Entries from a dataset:
..............................

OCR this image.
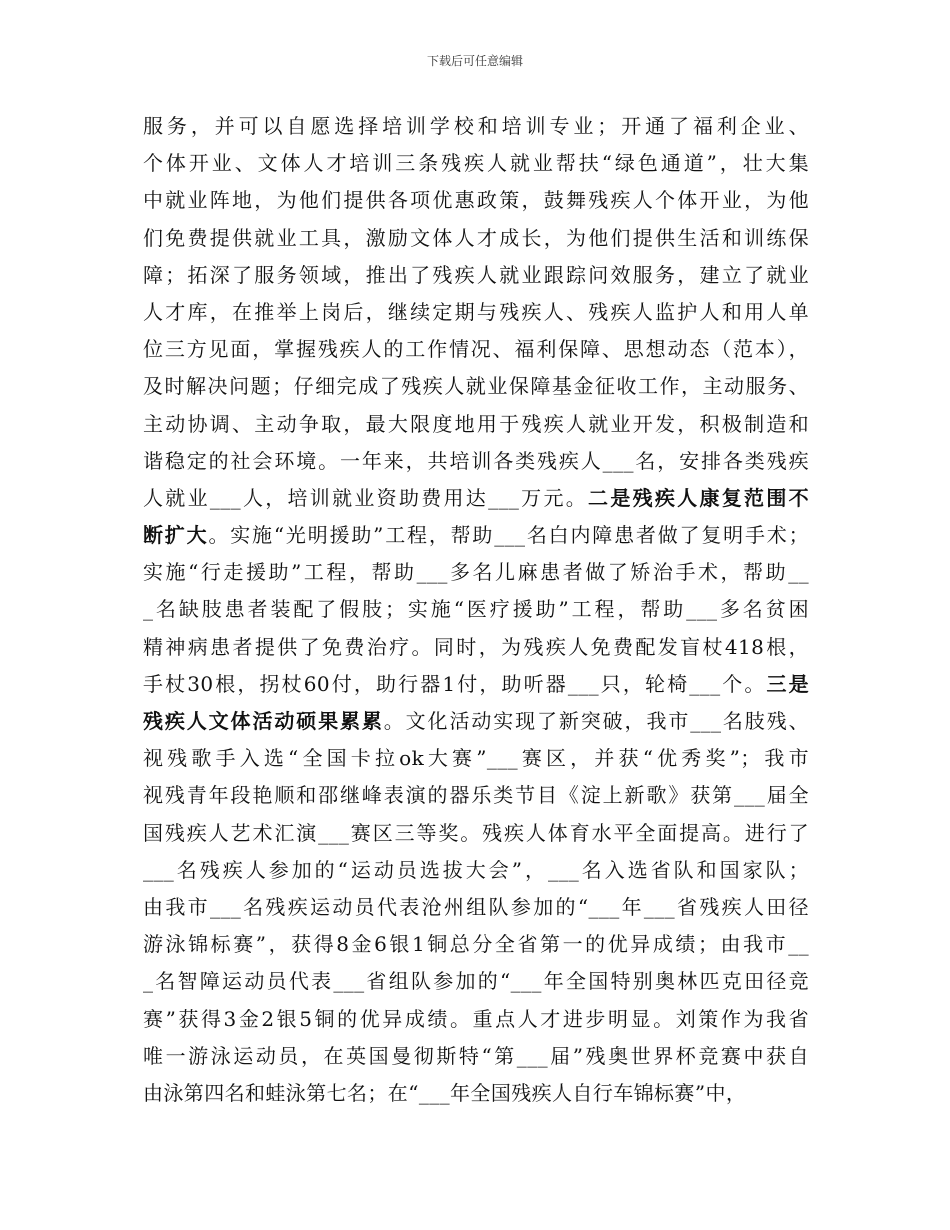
下载后可任意编辑
服务，并可以自愿选择培训学校和培训专业；开通了福利企业、
个体开业、文体人才培训三条残疾人就业帮扶“绿色通道”，壮大集
中就业阵地，为他们提供各项优惠政策，鼓舞残疾人个体开业，为他
们免费提供就业工具，激励文体人才成长，为他们提供生活和训练保
障；拓深了服务领域，推出了残疾人就业跟踪问效服务，建立了就业
人才库，在推举上岗后，继续定期与残疾人、残疾人监护人和用人单
位三方见面，掌握残疾人的工作情况、福利保障、思想动态（范本），
及时解决问题；仔细完成了残疾人就业保障基金征收工作，主动服务、
主动协调、主动争取，最大限度地用于残疾人就业开发，积极制造和
谐稳定的社会环境。一年来，共培训各类残疾人___名，安排各类残疾
人就业___人，培训就业资助费用达___万元。二是残疾人康复范围不
断扩大。实施“光明援助”工程，帮助___名白内障患者做了复明手术；
实施“行走援助”工程，帮助___多名儿麻患者做了矫治手术，帮助__
_名缺肢患者装配了假肢；实施“医疗援助”工程，帮助___多名贫困
精神病患者提供了免费治疗。同时，为残疾人免费配发盲杖418根，
手杖30根，拐杖60付，助行器1付，助听器___只，轮椅___个。三是
残疾人文体活动硕果累累。文化活动实现了新突破，我市___名肢残、
视残歌手入选“全国卡拉ok大赛”___赛区，并获“优秀奖”；我市
视残青年段艳顺和邵继峰表演的器乐类节目《淀上新歌》获第___届全
国残疾人艺术汇演___赛区三等奖。残疾人体育水平全面提高。进行了
___名残疾人参加的“运动员选拔大会”，___名入选省队和国家队；
由我市___名残疾运动员代表沧州组队参加的“___年___省残疾人田径
游泳锦标赛”，获得8金6银1铜总分全省第一的优异成绩；由我市__
_名智障运动员代表___省组队参加的“___年全国特别奥林匹克田径竞
赛”获得3金2银5铜的优异成绩。重点人才进步明显。刘策作为我省
唯一游泳运动员，在英国曼彻斯特“第___届”残奥世界杯竞赛中获自
由泳第四名和蛙泳第七名；在“___年全国残疾人自行车锦标赛”中，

..............................

§ Short exercise: Your copy should repeat each entry above exactly but contain no pictures.

§ Exercise result:
OCR this image.
下载后可任意编辑
服务，并可以自愿选择培训学校和培训专业；开通了福利企业、
个体开业、文体人才培训三条残疾人就业帮扶“绿色通道”，壮大集
中就业阵地，为他们提供各项优惠政策，鼓舞残疾人个体开业，为他
们免费提供就业工具，激励文体人才成长，为他们提供生活和训练保
障；拓深了服务领域，推出了残疾人就业跟踪问效服务，建立了就业
人才库，在推举上岗后，继续定期与残疾人、残疾人监护人和用人单
位三方见面，掌握残疾人的工作情况、福利保障、思想动态（范本），
及时解决问题；仔细完成了残疾人就业保障基金征收工作，主动服务、
主动协调、主动争取，最大限度地用于残疾人就业开发，积极制造和
谐稳定的社会环境。一年来，共培训各类残疾人___名，安排各类残疾
人就业___人，培训就业资助费用达___万元。二是残疾人康复范围不
断扩大。实施“光明援助”工程，帮助___名白内障患者做了复明手术；
实施“行走援助”工程，帮助___多名儿麻患者做了矫治手术，帮助__
_名缺肢患者装配了假肢；实施“医疗援助”工程，帮助___多名贫困
精神病患者提供了免费治疗。同时，为残疾人免费配发盲杖418根，
手杖30根，拐杖60付，助行器1付，助听器___只，轮椅___个。三是
残疾人文体活动硕果累累。文化活动实现了新突破，我市___名肢残、
视残歌手入选“全国卡拉ok大赛”___赛区，并获“优秀奖”；我市
视残青年段艳顺和邵继峰表演的器乐类节目《淀上新歌》获第___届全
国残疾人艺术汇演___赛区三等奖。残疾人体育水平全面提高。进行了
___名残疾人参加的“运动员选拔大会”，___名入选省队和国家队；
由我市___名残疾运动员代表沧州组队参加的“___年___省残疾人田径
游泳锦标赛”，获得8金6银1铜总分全省第一的优异成绩；由我市__
_名智障运动员代表___省组队参加的“___年全国特别奥林匹克田径竞
赛”获得3金2银5铜的优异成绩。重点人才进步明显。刘策作为我省
唯一游泳运动员，在英国曼彻斯特“第___届”残奥世界杯竞赛中获自
由泳第四名和蛙泳第七名；在“___年全国残疾人自行车锦标赛”中，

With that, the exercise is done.